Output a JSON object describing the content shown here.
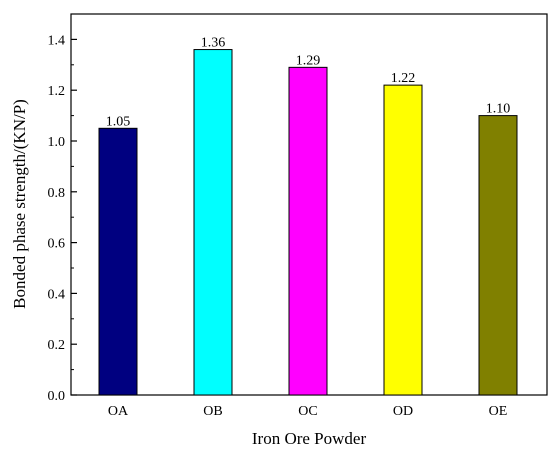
{
  "chart_data": {
    "type": "bar",
    "title": "",
    "xlabel": "Iron Ore Powder",
    "ylabel": "Bonded phase strength/(KN/P)",
    "categories": [
      "OA",
      "OB",
      "OC",
      "OD",
      "OE"
    ],
    "values": [
      1.05,
      1.36,
      1.29,
      1.22,
      1.1
    ],
    "data_labels": [
      "1.05",
      "1.36",
      "1.29",
      "1.22",
      "1.10"
    ],
    "colors": [
      "#000080",
      "#00FFFF",
      "#FF00FF",
      "#FFFF00",
      "#808000"
    ],
    "ylim": [
      0,
      1.5
    ],
    "yticks": [
      0.0,
      0.2,
      0.4,
      0.6,
      0.8,
      1.0,
      1.2,
      1.4
    ],
    "ytick_labels": [
      "0.0",
      "0.2",
      "0.4",
      "0.6",
      "0.8",
      "1.0",
      "1.2",
      "1.4"
    ],
    "grid": false,
    "legend": "none"
  }
}
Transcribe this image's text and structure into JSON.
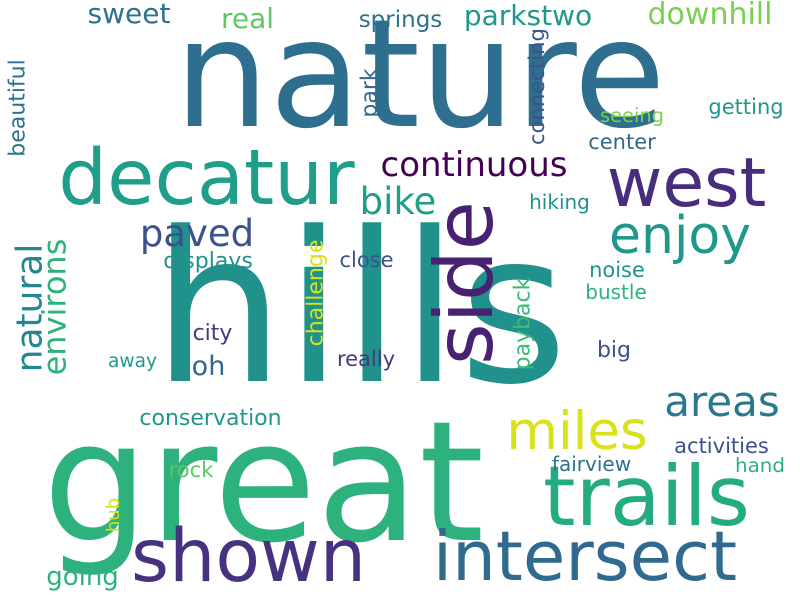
{
  "words": [
    {
      "id": "nature",
      "text": "nature",
      "color": "#2e6e8e",
      "orientation": "horizontal"
    },
    {
      "id": "hills",
      "text": "hills",
      "color": "#21918c",
      "orientation": "horizontal"
    },
    {
      "id": "great",
      "text": "great",
      "color": "#2db27d",
      "orientation": "horizontal"
    },
    {
      "id": "decatur",
      "text": "decatur",
      "color": "#1f9e89",
      "orientation": "horizontal"
    },
    {
      "id": "west",
      "text": "west",
      "color": "#472d7b",
      "orientation": "horizontal"
    },
    {
      "id": "side",
      "text": "side",
      "color": "#482173",
      "orientation": "vertical"
    },
    {
      "id": "shown",
      "text": "shown",
      "color": "#46327e",
      "orientation": "horizontal"
    },
    {
      "id": "intersect",
      "text": "intersect",
      "color": "#306a8e",
      "orientation": "horizontal"
    },
    {
      "id": "trails",
      "text": "trails",
      "color": "#25ab82",
      "orientation": "horizontal"
    },
    {
      "id": "enjoy",
      "text": "enjoy",
      "color": "#1f988b",
      "orientation": "horizontal"
    },
    {
      "id": "miles",
      "text": "miles",
      "color": "#d8e219",
      "orientation": "horizontal"
    },
    {
      "id": "continuous",
      "text": "continuous",
      "color": "#440154",
      "orientation": "horizontal"
    },
    {
      "id": "areas",
      "text": "areas",
      "color": "#2a788e",
      "orientation": "horizontal"
    },
    {
      "id": "paved",
      "text": "paved",
      "color": "#3b528b",
      "orientation": "horizontal"
    },
    {
      "id": "bike",
      "text": "bike",
      "color": "#1f9e89",
      "orientation": "horizontal"
    },
    {
      "id": "natural",
      "text": "natural",
      "color": "#24868e",
      "orientation": "vertical"
    },
    {
      "id": "environs",
      "text": "environs",
      "color": "#2db27d",
      "orientation": "vertical"
    },
    {
      "id": "beautiful",
      "text": "beautiful",
      "color": "#2c728e",
      "orientation": "vertical"
    },
    {
      "id": "sweet",
      "text": "sweet",
      "color": "#2c728e",
      "orientation": "horizontal"
    },
    {
      "id": "real",
      "text": "real",
      "color": "#5ec962",
      "orientation": "horizontal"
    },
    {
      "id": "parkstwo",
      "text": "parkstwo",
      "color": "#1f988b",
      "orientation": "horizontal"
    },
    {
      "id": "downhill",
      "text": "downhill",
      "color": "#7ad151",
      "orientation": "horizontal"
    },
    {
      "id": "springs",
      "text": "springs",
      "color": "#2c728e",
      "orientation": "horizontal"
    },
    {
      "id": "connecting",
      "text": "connecting",
      "color": "#3b528b",
      "orientation": "vertical"
    },
    {
      "id": "park",
      "text": "park",
      "color": "#31688e",
      "orientation": "vertical"
    },
    {
      "id": "seeing",
      "text": "seeing",
      "color": "#7ad151",
      "orientation": "horizontal"
    },
    {
      "id": "getting",
      "text": "getting",
      "color": "#1f988b",
      "orientation": "horizontal"
    },
    {
      "id": "center",
      "text": "center",
      "color": "#31688e",
      "orientation": "horizontal"
    },
    {
      "id": "hiking",
      "text": "hiking",
      "color": "#21918c",
      "orientation": "horizontal"
    },
    {
      "id": "challenge",
      "text": "challenge",
      "color": "#d8e219",
      "orientation": "vertical"
    },
    {
      "id": "payback",
      "text": "payback",
      "color": "#3bbb75",
      "orientation": "vertical"
    },
    {
      "id": "displays",
      "text": "displays",
      "color": "#21918c",
      "orientation": "horizontal"
    },
    {
      "id": "close",
      "text": "close",
      "color": "#3b528b",
      "orientation": "horizontal"
    },
    {
      "id": "noise",
      "text": "noise",
      "color": "#21918c",
      "orientation": "horizontal"
    },
    {
      "id": "bustle",
      "text": "bustle",
      "color": "#2db27d",
      "orientation": "horizontal"
    },
    {
      "id": "big",
      "text": "big",
      "color": "#3b528b",
      "orientation": "horizontal"
    },
    {
      "id": "city",
      "text": "city",
      "color": "#443983",
      "orientation": "horizontal"
    },
    {
      "id": "oh",
      "text": "oh",
      "color": "#31688e",
      "orientation": "horizontal"
    },
    {
      "id": "away",
      "text": "away",
      "color": "#1f988b",
      "orientation": "horizontal"
    },
    {
      "id": "really",
      "text": "really",
      "color": "#453781",
      "orientation": "horizontal"
    },
    {
      "id": "conservation",
      "text": "conservation",
      "color": "#1f988b",
      "orientation": "horizontal"
    },
    {
      "id": "activities",
      "text": "activities",
      "color": "#3b528b",
      "orientation": "horizontal"
    },
    {
      "id": "fairview",
      "text": "fairview",
      "color": "#2c728e",
      "orientation": "horizontal"
    },
    {
      "id": "hand",
      "text": "hand",
      "color": "#2db27d",
      "orientation": "horizontal"
    },
    {
      "id": "rock",
      "text": "rock",
      "color": "#5ec962",
      "orientation": "horizontal"
    },
    {
      "id": "hub",
      "text": "hub",
      "color": "#d8e219",
      "orientation": "vertical"
    },
    {
      "id": "going",
      "text": "going",
      "color": "#2db27d",
      "orientation": "horizontal"
    }
  ]
}
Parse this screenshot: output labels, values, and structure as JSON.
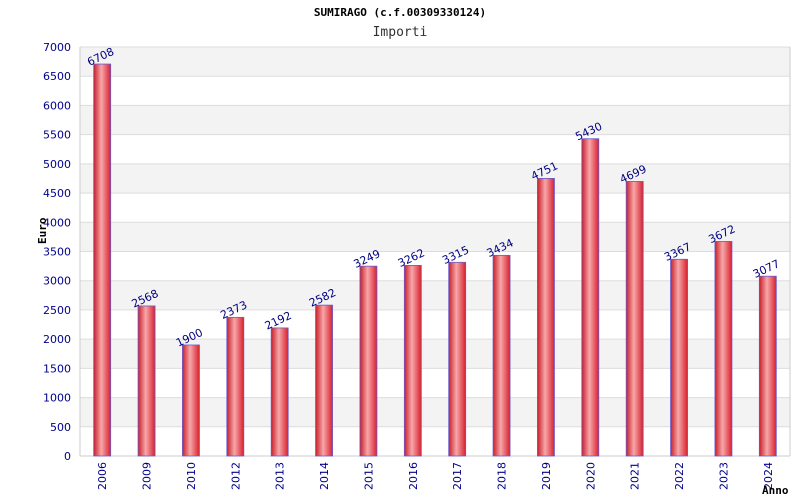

____

* **Requirements**
Without the pictures, copy the material exactly as given.

* **Task solution**
Output a JSON object describing the content shown here.
{
  "chart_data": {
    "type": "bar",
    "title": "",
    "xlabel": "Iron Ore Powder",
    "ylabel": "Bonded phase strength/(KN/P)",
    "categories": [
      "OA",
      "OB",
      "OC",
      "OD",
      "OE"
    ],
    "values": [
      1.05,
      1.36,
      1.29,
      1.22,
      1.1
    ],
    "data_labels": [
      "1.05",
      "1.36",
      "1.29",
      "1.22",
      "1.10"
    ],
    "colors": [
      "#000080",
      "#00FFFF",
      "#FF00FF",
      "#FFFF00",
      "#808000"
    ],
    "ylim": [
      0,
      1.5
    ],
    "yticks": [
      0.0,
      0.2,
      0.4,
      0.6,
      0.8,
      1.0,
      1.2,
      1.4
    ],
    "ytick_labels": [
      "0.0",
      "0.2",
      "0.4",
      "0.6",
      "0.8",
      "1.0",
      "1.2",
      "1.4"
    ],
    "grid": false,
    "legend": "none"
  }
}
Transcribe this image's text and structure into JSON.
{
  "words": [
    {
      "id": "nature",
      "text": "nature",
      "color": "#2e6e8e",
      "orientation": "horizontal"
    },
    {
      "id": "hills",
      "text": "hills",
      "color": "#21918c",
      "orientation": "horizontal"
    },
    {
      "id": "great",
      "text": "great",
      "color": "#2db27d",
      "orientation": "horizontal"
    },
    {
      "id": "decatur",
      "text": "decatur",
      "color": "#1f9e89",
      "orientation": "horizontal"
    },
    {
      "id": "west",
      "text": "west",
      "color": "#472d7b",
      "orientation": "horizontal"
    },
    {
      "id": "side",
      "text": "side",
      "color": "#482173",
      "orientation": "vertical"
    },
    {
      "id": "shown",
      "text": "shown",
      "color": "#46327e",
      "orientation": "horizontal"
    },
    {
      "id": "intersect",
      "text": "intersect",
      "color": "#306a8e",
      "orientation": "horizontal"
    },
    {
      "id": "trails",
      "text": "trails",
      "color": "#25ab82",
      "orientation": "horizontal"
    },
    {
      "id": "enjoy",
      "text": "enjoy",
      "color": "#1f988b",
      "orientation": "horizontal"
    },
    {
      "id": "miles",
      "text": "miles",
      "color": "#d8e219",
      "orientation": "horizontal"
    },
    {
      "id": "continuous",
      "text": "continuous",
      "color": "#440154",
      "orientation": "horizontal"
    },
    {
      "id": "areas",
      "text": "areas",
      "color": "#2a788e",
      "orientation": "horizontal"
    },
    {
      "id": "paved",
      "text": "paved",
      "color": "#3b528b",
      "orientation": "horizontal"
    },
    {
      "id": "bike",
      "text": "bike",
      "color": "#1f9e89",
      "orientation": "horizontal"
    },
    {
      "id": "natural",
      "text": "natural",
      "color": "#24868e",
      "orientation": "vertical"
    },
    {
      "id": "environs",
      "text": "environs",
      "color": "#2db27d",
      "orientation": "vertical"
    },
    {
      "id": "beautiful",
      "text": "beautiful",
      "color": "#2c728e",
      "orientation": "vertical"
    },
    {
      "id": "sweet",
      "text": "sweet",
      "color": "#2c728e",
      "orientation": "horizontal"
    },
    {
      "id": "real",
      "text": "real",
      "color": "#5ec962",
      "orientation": "horizontal"
    },
    {
      "id": "parkstwo",
      "text": "parkstwo",
      "color": "#1f988b",
      "orientation": "horizontal"
    },
    {
      "id": "downhill",
      "text": "downhill",
      "color": "#7ad151",
      "orientation": "horizontal"
    },
    {
      "id": "springs",
      "text": "springs",
      "color": "#2c728e",
      "orientation": "horizontal"
    },
    {
      "id": "connecting",
      "text": "connecting",
      "color": "#3b528b",
      "orientation": "vertical"
    },
    {
      "id": "park",
      "text": "park",
      "color": "#31688e",
      "orientation": "vertical"
    },
    {
      "id": "seeing",
      "text": "seeing",
      "color": "#7ad151",
      "orientation": "horizontal"
    },
    {
      "id": "getting",
      "text": "getting",
      "color": "#1f988b",
      "orientation": "horizontal"
    },
    {
      "id": "center",
      "text": "center",
      "color": "#31688e",
      "orientation": "horizontal"
    },
    {
      "id": "hiking",
      "text": "hiking",
      "color": "#21918c",
      "orientation": "horizontal"
    },
    {
      "id": "challenge",
      "text": "challenge",
      "color": "#d8e219",
      "orientation": "vertical"
    },
    {
      "id": "payback",
      "text": "payback",
      "color": "#3bbb75",
      "orientation": "vertical"
    },
    {
      "id": "displays",
      "text": "displays",
      "color": "#21918c",
      "orientation": "horizontal"
    },
    {
      "id": "close",
      "text": "close",
      "color": "#3b528b",
      "orientation": "horizontal"
    },
    {
      "id": "noise",
      "text": "noise",
      "color": "#21918c",
      "orientation": "horizontal"
    },
    {
      "id": "bustle",
      "text": "bustle",
      "color": "#2db27d",
      "orientation": "horizontal"
    },
    {
      "id": "big",
      "text": "big",
      "color": "#3b528b",
      "orientation": "horizontal"
    },
    {
      "id": "city",
      "text": "city",
      "color": "#443983",
      "orientation": "horizontal"
    },
    {
      "id": "oh",
      "text": "oh",
      "color": "#31688e",
      "orientation": "horizontal"
    },
    {
      "id": "away",
      "text": "away",
      "color": "#1f988b",
      "orientation": "horizontal"
    },
    {
      "id": "really",
      "text": "really",
      "color": "#453781",
      "orientation": "horizontal"
    },
    {
      "id": "conservation",
      "text": "conservation",
      "color": "#1f988b",
      "orientation": "horizontal"
    },
    {
      "id": "activities",
      "text": "activities",
      "color": "#3b528b",
      "orientation": "horizontal"
    },
    {
      "id": "fairview",
      "text": "fairview",
      "color": "#2c728e",
      "orientation": "horizontal"
    },
    {
      "id": "hand",
      "text": "hand",
      "color": "#2db27d",
      "orientation": "horizontal"
    },
    {
      "id": "rock",
      "text": "rock",
      "color": "#5ec962",
      "orientation": "horizontal"
    },
    {
      "id": "hub",
      "text": "hub",
      "color": "#d8e219",
      "orientation": "vertical"
    },
    {
      "id": "going",
      "text": "going",
      "color": "#2db27d",
      "orientation": "horizontal"
    }
  ]
}
Parse this screenshot: output labels, values, and structure as JSON.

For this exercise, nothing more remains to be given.